**Source text**
The connection is very solid and it’s right there. While working throughout my comics career I’d learned about The Shadow and Doc Savage and G-8, and all those great, great pulp heroes. When I’d get together with colleagues we’d sit around and talk about it and say, “Wouldn’t it have been fun to write those kinds of stories?”
About six years ago I finally retired from the day job, my 32-year-career at General Electric was over. I found myself with a lot of free time to devote to writing. Suddenly, I was seeing this renewed interest in pulp reprints, and started wondering if there was a market there for new stories of all these classic pulp heroes. That’s why I started Airship 27. I hooked up with my buddy, Rob Davis, who signed on as art director. We cast a wide net to see if we could find other people who would like to do this kind of stuff, and lo and behold people were basically breaking down the door to come work with us.
So, just two-and-a-half years ago we launched Airship 27. We did something right, because it’s going strong and it’s getting stronger every year.

KNO: How would you describe the partnership between Cornerstone Book Publishers and Airship 27?

RF: That to me is the most beneficial, symbiotic relationship going. Michael Poll is a terrific guy. He’s an experienced publisher. He knows the book business better than anyone I’ve ever met. The initial six months working with Mike to show him our wares and books were like a tutorial for Rob and I. Mike pretty much held our hands and showed us some of the ‘dos and don’ts about publishing.

**What to do**
Rewrite the passage of the Airship 27 interview that starts at "About six years" and ends after "work with us.", swapping "General Electric" for "IBM".

**Data records**
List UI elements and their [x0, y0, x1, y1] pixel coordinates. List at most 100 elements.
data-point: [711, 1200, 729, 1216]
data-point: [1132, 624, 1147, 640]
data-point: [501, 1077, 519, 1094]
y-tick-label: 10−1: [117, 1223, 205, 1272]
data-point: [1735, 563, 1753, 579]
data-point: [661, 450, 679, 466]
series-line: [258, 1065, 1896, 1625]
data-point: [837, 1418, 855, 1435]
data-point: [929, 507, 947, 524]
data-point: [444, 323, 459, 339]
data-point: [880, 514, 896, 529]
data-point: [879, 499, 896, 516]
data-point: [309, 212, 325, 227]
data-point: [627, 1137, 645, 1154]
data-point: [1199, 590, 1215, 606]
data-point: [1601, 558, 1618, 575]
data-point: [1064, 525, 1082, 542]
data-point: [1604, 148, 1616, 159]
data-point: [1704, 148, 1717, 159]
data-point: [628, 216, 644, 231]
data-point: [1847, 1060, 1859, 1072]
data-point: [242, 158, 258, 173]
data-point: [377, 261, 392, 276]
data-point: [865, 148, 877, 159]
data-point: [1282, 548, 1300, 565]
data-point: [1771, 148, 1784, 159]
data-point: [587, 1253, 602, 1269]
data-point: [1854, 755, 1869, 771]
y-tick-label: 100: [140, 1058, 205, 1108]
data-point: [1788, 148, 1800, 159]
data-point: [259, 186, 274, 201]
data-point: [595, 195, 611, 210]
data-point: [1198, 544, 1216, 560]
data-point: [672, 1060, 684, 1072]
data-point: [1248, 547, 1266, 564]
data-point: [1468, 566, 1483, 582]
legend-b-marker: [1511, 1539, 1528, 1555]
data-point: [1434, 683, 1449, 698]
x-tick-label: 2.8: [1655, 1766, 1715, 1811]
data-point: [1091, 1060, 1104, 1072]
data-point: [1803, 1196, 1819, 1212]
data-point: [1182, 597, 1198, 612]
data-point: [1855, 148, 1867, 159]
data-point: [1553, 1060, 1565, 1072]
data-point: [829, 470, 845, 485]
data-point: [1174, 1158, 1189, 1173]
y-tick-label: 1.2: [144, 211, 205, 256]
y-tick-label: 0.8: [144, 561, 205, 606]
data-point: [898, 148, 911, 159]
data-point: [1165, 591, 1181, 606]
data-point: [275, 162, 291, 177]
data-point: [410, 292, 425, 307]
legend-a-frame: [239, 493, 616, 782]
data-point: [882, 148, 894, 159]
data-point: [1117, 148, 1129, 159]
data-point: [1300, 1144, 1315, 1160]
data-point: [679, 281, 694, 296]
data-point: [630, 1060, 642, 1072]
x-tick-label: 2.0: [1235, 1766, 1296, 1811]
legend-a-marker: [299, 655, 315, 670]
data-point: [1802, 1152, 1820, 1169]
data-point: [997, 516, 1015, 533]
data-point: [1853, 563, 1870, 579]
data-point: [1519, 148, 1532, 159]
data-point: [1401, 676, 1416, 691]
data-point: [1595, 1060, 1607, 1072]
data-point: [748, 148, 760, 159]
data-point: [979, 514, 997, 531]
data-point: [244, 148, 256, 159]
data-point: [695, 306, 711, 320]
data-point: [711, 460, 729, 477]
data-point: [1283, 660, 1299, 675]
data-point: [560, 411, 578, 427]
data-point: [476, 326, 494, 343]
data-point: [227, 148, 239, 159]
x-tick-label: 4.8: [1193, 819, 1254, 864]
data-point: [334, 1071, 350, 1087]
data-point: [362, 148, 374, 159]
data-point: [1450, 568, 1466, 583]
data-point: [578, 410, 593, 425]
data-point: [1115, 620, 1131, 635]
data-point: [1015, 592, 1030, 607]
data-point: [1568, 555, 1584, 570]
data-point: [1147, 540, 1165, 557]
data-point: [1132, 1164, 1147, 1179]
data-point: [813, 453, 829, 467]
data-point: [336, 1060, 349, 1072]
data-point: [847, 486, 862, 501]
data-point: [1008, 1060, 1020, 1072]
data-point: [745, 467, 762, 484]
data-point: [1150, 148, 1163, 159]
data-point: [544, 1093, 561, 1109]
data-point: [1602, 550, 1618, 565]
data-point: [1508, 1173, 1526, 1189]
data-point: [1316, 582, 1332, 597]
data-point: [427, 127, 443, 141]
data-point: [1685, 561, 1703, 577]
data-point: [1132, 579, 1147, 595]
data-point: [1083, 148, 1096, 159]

**Problem solution**
About six years ago I finally retired from the day job, my 32-year-career at IBM was over. I found myself with a lot of free time to devote to writing. Suddenly, I was seeing this renewed interest in pulp reprints, and started wondering if there was a market there for new stories of all these classic pulp heroes. That’s why I started Airship 27. I hooked up with my buddy, Rob Davis, who signed on as art director. We cast a wide net to see if we could find other people who would like to do this kind of stuff, and lo and behold people were basically breaking down the door to come work with us.